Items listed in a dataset

######

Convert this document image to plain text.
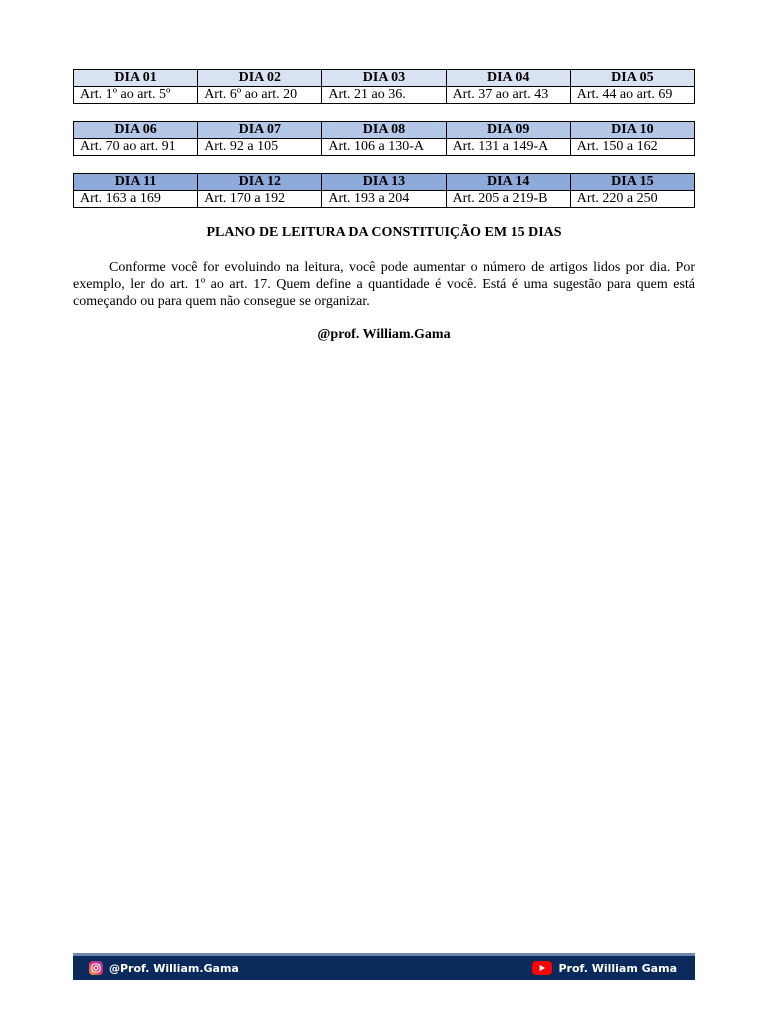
DIA 01	DIA 02	DIA 03	DIA 04	DIA 05
Art. 1º ao art. 5º	Art. 6º ao art. 20	Art. 21 ao 36.	Art. 37 ao art. 43	Art. 44 ao art. 69
DIA 06	DIA 07	DIA 08	DIA 09	DIA 10
Art. 70 ao art. 91	Art. 92 a 105	Art. 106 a 130-A	Art. 131 a 149-A	Art. 150 a 162
DIA 11	DIA 12	DIA 13	DIA 14	DIA 15
Art. 163 a 169	Art. 170 a 192	Art. 193 a 204	Art. 205 a 219-B	Art. 220 a 250
PLANO DE LEITURA DA CONSTITUIÇÃO EM 15 DIAS

Conforme você for evoluindo na leitura, você pode aumentar o número de artigos lidos por dia. Por exemplo, ler do art. 1º ao art. 17. Quem define a quantidade é você. Está é uma sugestão para quem está começando ou para quem não consegue se organizar.

@prof. William.Gama
@Prof. William.Gama	Prof. William Gama
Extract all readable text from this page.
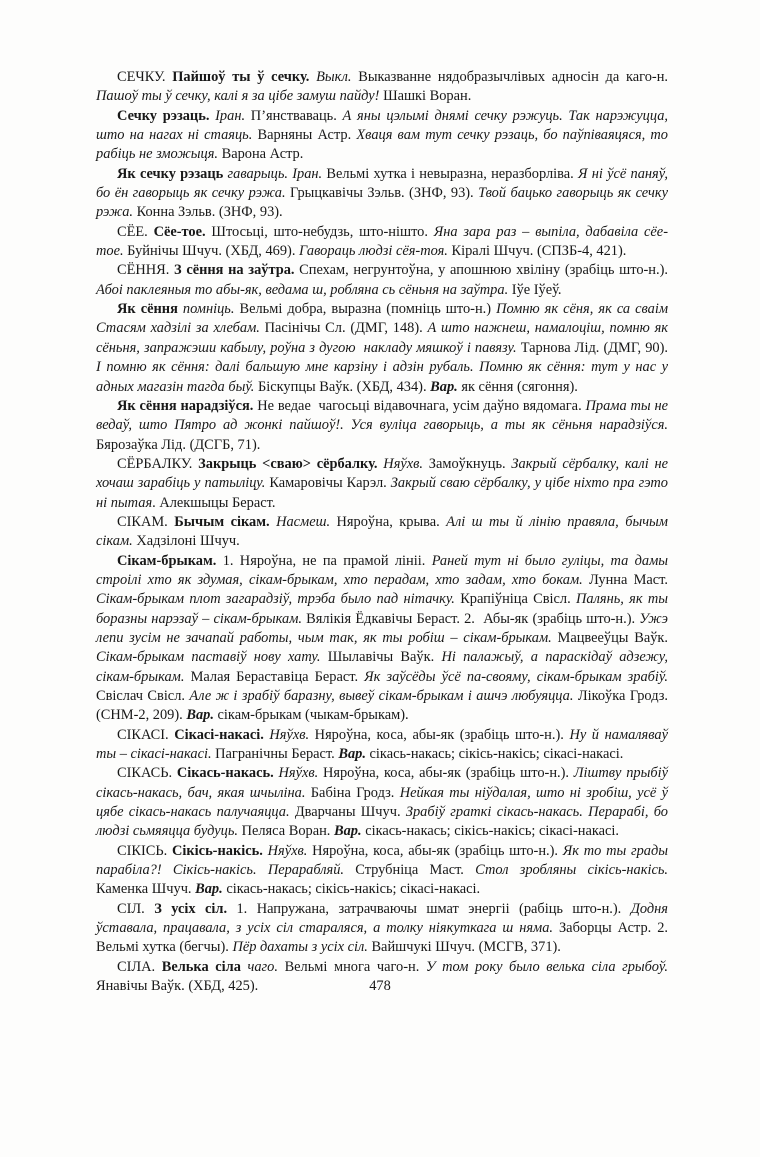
СЕЧКУ. Пайшоў ты ў сечку. Выкл. Выказванне нядобразычлівых адносін да каго-н. Пашоў ты ў сечку, калі я за цібе замуш пайду! Шашкі Воран.

Сечку рэзаць. Іран. П’янстваваць. А яны цэлымі днямі сечку рэжуць. Так нарэжуцца, што на нагах ні стаяць. Варняны Астр. Хваця вам тут сечку рэзаць, бо паўпіваяцяся, то рабіць не зможыця. Варона Астр.

Як сечку рэзаць гаварыць. Іран. Вельмі хутка і невыразна, неразборліва. Я ні ўсё паняў, бо ён гаворыць як сечку рэжа. Грыцкавічы Зэльв. (ЗНФ, 93). Твой бацько гаворыць як сечку рэжа. Конна Зэльв. (ЗНФ, 93).

СЁЕ. Сёе-тое. Штосьці, што-небудзь, што-нішто. Яна зара раз – выпіла, дабавіла сёе-тое. Буйнічы Шчуч. (ХБД, 469). Гавораць людзі сёя-тоя. Кіралі Шчуч. (СПЗБ-4, 421).

СЁННЯ. З сёння на заўтра. Спехам, негрунтоўна, у апошнюю хвіліну (зрабіць што-н.). Абоі паклеяныя то абы-як, ведама ш, робляна сь сёньня на заўтра. Іўе Іўеў.

Як сёння помніць. Вельмі добра, выразна (помніць што-н.) Помню як сёня, як са сваім Стасям хадзілі за хлебам. Пасінічы Сл. (ДМГ, 148). А што нажнеш, намалоціш, помню як сёньня, запражэши кабылу, роўна з дугою  накладу мяшкоў і павязу. Тарнова Лід. (ДМГ, 90). І помню як сёння: далі бальшую мне карзіну і адзін рубаль. Помню як сёння: тут у нас у адных магазін тагда быў. Біскупцы Ваўк. (ХБД, 434). Вар. як сёння (сягоння).

Як сёння нарадзіўся. Не ведае  чагосьці відавочнага, усім даўно вядомага. Прама ты не ведаў, што Пятро ад жонкі пайшоў!. Уся вуліца гаворыць, а ты як сёньня нарадзіўся. Бярозаўка Лід. (ДСГБ, 71).

СЁРБАЛКУ. Закрыць <сваю> сёрбалку. Няўхв. Замоўкнуць. Закрый сёрбалку, калі не хочаш зарабіць у патыліцу. Камаровічы Карэл. Закрый сваю сёрбалку, у цібе ніхто пра гэто ні пытая. Алекшыцы Бераст.

СІКАМ. Бычым сікам. Насмеш. Няроўна, крыва. Алі ш ты й лінію правяла, бычым сікам. Хадзілоні Шчуч.

Сікам-брыкам. 1. Няроўна, не па прамой лініі. Раней тут ні было гуліцы, та дамы строілі хто як здумая, сікам-брыкам, хто перадам, хто задам, хто бокам. Лунна Маст. Сікам-брыкам плот загарадзіў, трэба было пад нітачку. Крапіўніца Свісл. Палянь, як ты боразны нарэзаў – сікам-брыкам. Вялікія Ёдкавічы Бераст. 2.  Абы-як (зрабіць што-н.). Ужэ лепи зусім не зачапай работы, чым так, як ты робіш – сікам-брыкам. Мацвееўцы Ваўк. Сікам-брыкам паставіў нову хату. Шылавічы Ваўк. Ні палажыў, а параскідаў адзежу, сікам-брыкам. Малая Бераставіца Бераст. Як заўсёды ўсё па-свояму, сікам-брыкам зрабіў. Свіслач Свісл. Але ж і зрабіў баразну, вывеў сікам-брыкам і ашчэ любуяцца. Лікоўка Гродз. (СНМ-2, 209). Вар. сікам-брыкам (чыкам-брыкам).

СІКАСІ. Сікасі-накасі. Няўхв. Няроўна, коса, абы-як (зрабіць што-н.). Ну й намаляваў ты – сікасі-накасі. Пагранічны Бераст. Вар. сікась-накась; сікісь-накісь; сікасі-накасі.

СІКАСЬ. Сікась-накась. Няўхв. Няроўна, коса, абы-як (зрабіць што-н.). Ліштву прыбіў сікась-накась, бач, якая шчыліна. Бабіна Гродз. Нейкая ты ніўдалая, што ні зробіш, усё ў цябе сікась-накась палучаяцца. Дварчаны Шчуч. Зрабіў граткі сікась-накась. Перарабі, бо людзі сьмяяцца будуць. Пеляса Воран. Вар. сікась-накась; сікісь-накісь; сікасі-накасі.

СІКІСЬ. Сікісь-накісь. Няўхв. Няроўна, коса, абы-як (зрабіць што-н.). Як то ты грады парабіла?! Сікісь-накісь. Перарабляй. Струбніца Маст. Стол зробляны сікісь-накісь. Каменка Шчуч. Вар. сікась-накась; сікісь-накісь; сікасі-накасі.

СІЛ. З усіх сіл. 1. Напружана, затрачваючы шмат энергіі (рабіць што-н.). Додня ўставала, працавала, з усіх сіл стараляся, а толку ніякуткага ш няма. Заборцы Астр. 2. Вельмі хутка (бегчы). Пёр дахаты з усіх сіл. Вайшчукі Шчуч. (МСГВ, 371).

СІЛА. Велька сіла чаго. Вельмі многа чаго-н. У том року было велька сіла грыбоў. Янавічы Ваўк. (ХБД, 425).	478
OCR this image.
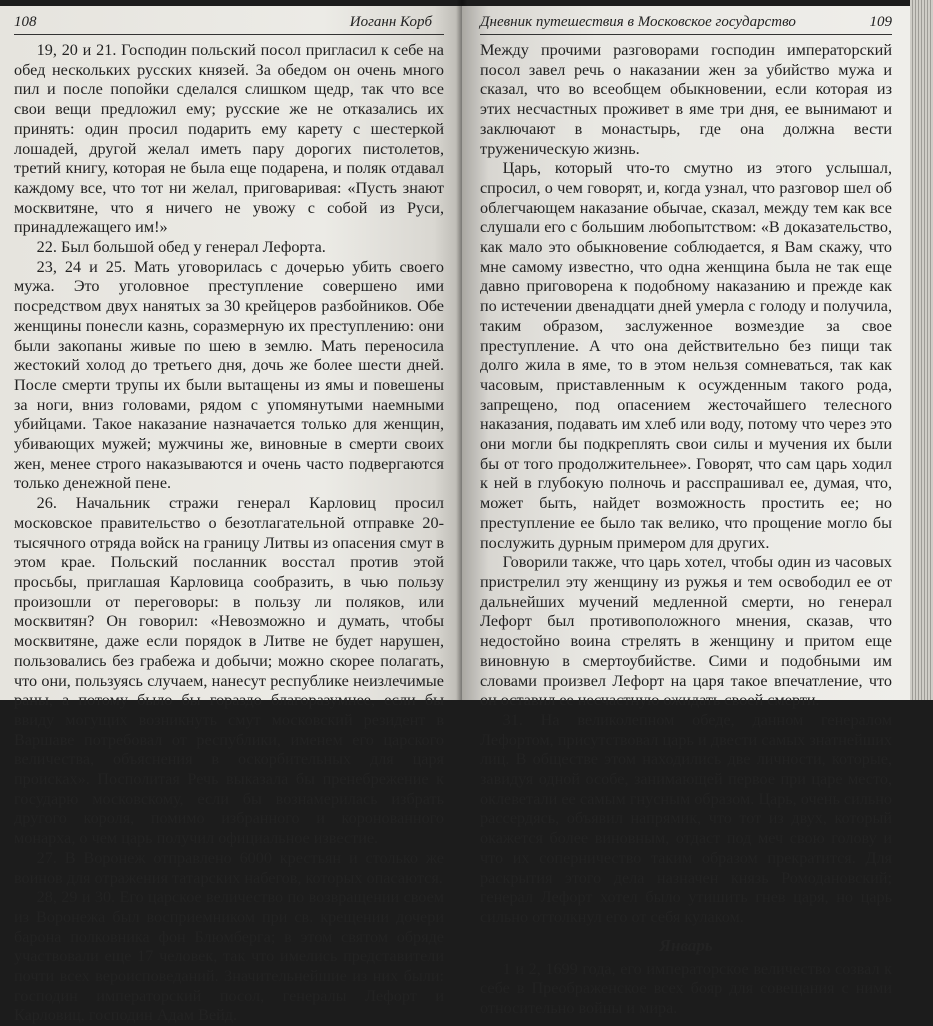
108	Иоганн Корб

19, 20 и 21. Господин польский посол пригласил к себе на обед нескольких русских князей. За обедом он очень много пил и после попойки сделался слишком щедр, так что все свои вещи предложил ему; русские же не отказались их принять: один просил подарить ему карету с шестеркой лошадей, другой желал иметь пару дорогих пистолетов, третий книгу, которая не была еще подарена, и поляк отдавал каждому все, что тот ни желал, приговаривая: «Пусть знают москвитяне, что я ничего не увожу с собой из Руси, принадлежащего им!»

22. Был большой обед у генерал Лефорта.

23, 24 и 25. Мать уговорилась с дочерью убить своего мужа. Это уголовное преступление совершено ими посредством двух нанятых за 30 крейцеров разбойников. Обе женщины понесли казнь, соразмерную их преступлению: они были закопаны живые по шею в землю. Мать переносила жестокий холод до третьего дня, дочь же более шести дней. После смерти трупы их были вытащены из ямы и повешены за ноги, вниз головами, рядом с упомянутыми наемными убийцами. Такое наказание назначается только для женщин, убивающих мужей; мужчины же, виновные в смерти своих жен, менее строго наказываются и очень часто подвергаются только денежной пене.

26. Начальник стражи генерал Карловиц просил московское правительство о безотлагательной отправке 20-тысячного отряда войск на границу Литвы из опасения смут в этом крае. Польский посланник восстал против этой просьбы, приглашая Карловица сообразить, в чью пользу произошли от переговоры: в пользу ли поляков, или москвитян? Он говорил: «Невозможно и думать, чтобы москвитяне, даже если порядок в Литве не будет нарушен, пользовались без грабежа и добычи; можно скорее полагать, что они, пользуясь случаем, нанесут республике неизлечимые раны, а потому было бы гораздо благоразумнее, если бы ввиду могущих возникнуть смут московский резидент в Варшаве потребовал от республики, именем его царского величества, объяснения в оскорбительных для царя происках». Посполитая Речь выказала бы пренебрежение к государю московскому, если бы вознамерилась избрать другого короля, помимо избранного и коронованного монарха, о чем царь получил официальное известие.

27. В Воронеж отправлено 6000 крестьян и столько же воинов для отражения татарских набегов, которых опасаются.

28, 29 и 30. Его царское величество по возвращении своем из Воронежа был восприемником при св. крещении дочери барона полковника фон Блюмберга; в этом святом обряде участвовали еще 17 человек, так что имелись представители почти всех вероисповеданий. Значительнейшие из них были: господин императорский посол, генералы Лефорт и Карловиц, господин Адам Вейд.

Дневник путешествия в Московское государство	109

Между прочими разговорами господин императорский посол завел речь о наказании жен за убийство мужа и сказал, что во всеобщем обыкновении, если которая из этих несчастных проживет в яме три дня, ее вынимают и заключают в монастырь, где она должна вести труженическую жизнь.

Царь, который что-то смутно из этого услышал, спросил, о чем говорят, и, когда узнал, что разговор шел об облегчающем наказание обычае, сказал, между тем как все слушали его с большим любопытством: «В доказательство, как мало это обыкновение соблюдается, я Вам скажу, что мне самому известно, что одна женщина была не так еще давно приговорена к подобному наказанию и прежде как по истечении двенадцати дней умерла с голоду и получила, таким образом, заслуженное возмездие за свое преступление. А что она действительно без пищи так долго жила в яме, то в этом нельзя сомневаться, так как часовым, приставленным к осужденным такого рода, запрещено, под опасением жесточайшего телесного наказания, подавать им хлеб или воду, потому что через это они могли бы подкреплять свои силы и мучения их были бы от того продолжительнее». Говорят, что сам царь ходил к ней в глубокую полночь и расспрашивал ее, думая, что, может быть, найдет возможность простить ее; но преступление ее было так велико, что прощение могло бы послужить дурным примером для других.

Говорили также, что царь хотел, чтобы один из часовых пристрелил эту женщину из ружья и тем освободил ее от дальнейших мучений медленной смерти, но генерал Лефорт был противоположного мнения, сказав, что недостойно воина стрелять в женщину и притом еще виновную в смертоубийстве. Сими и подобными им словами произвел Лефорт на царя такое впечатление, что он оставил ее несчастную ожидать своей смерти.

31. На великолепном обеде, данном генералом Лефортом, присутствовал царь и двести самых знатнейших лиц. В обществе этом находились две личности, которые, завидуя одной особе, занимающей первое при царе место, оклеветали ее самым гнусным образом. Царь, очень сильно рассердясь, объявил напрямик, что тот из двух, который окажется более виновным, отдаст под меч свою голову и что их соперничество таким образом прекратится. Для раскрытия этого дела назначен князь Ромодановский; генерал Лефорт хотел было утишить гнев царя, но царь сильно оттолкнул его от себя кулаком.

Январь

1 и 2, 1699 года, его императорское величество созвал к себе в Преображенское всех бояр для совещания с ними относительно войны и мира.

######

What needs to be done: Only the number is wanted: how many lines in the entries above contain the string "Іран"?

Answer to this task: 2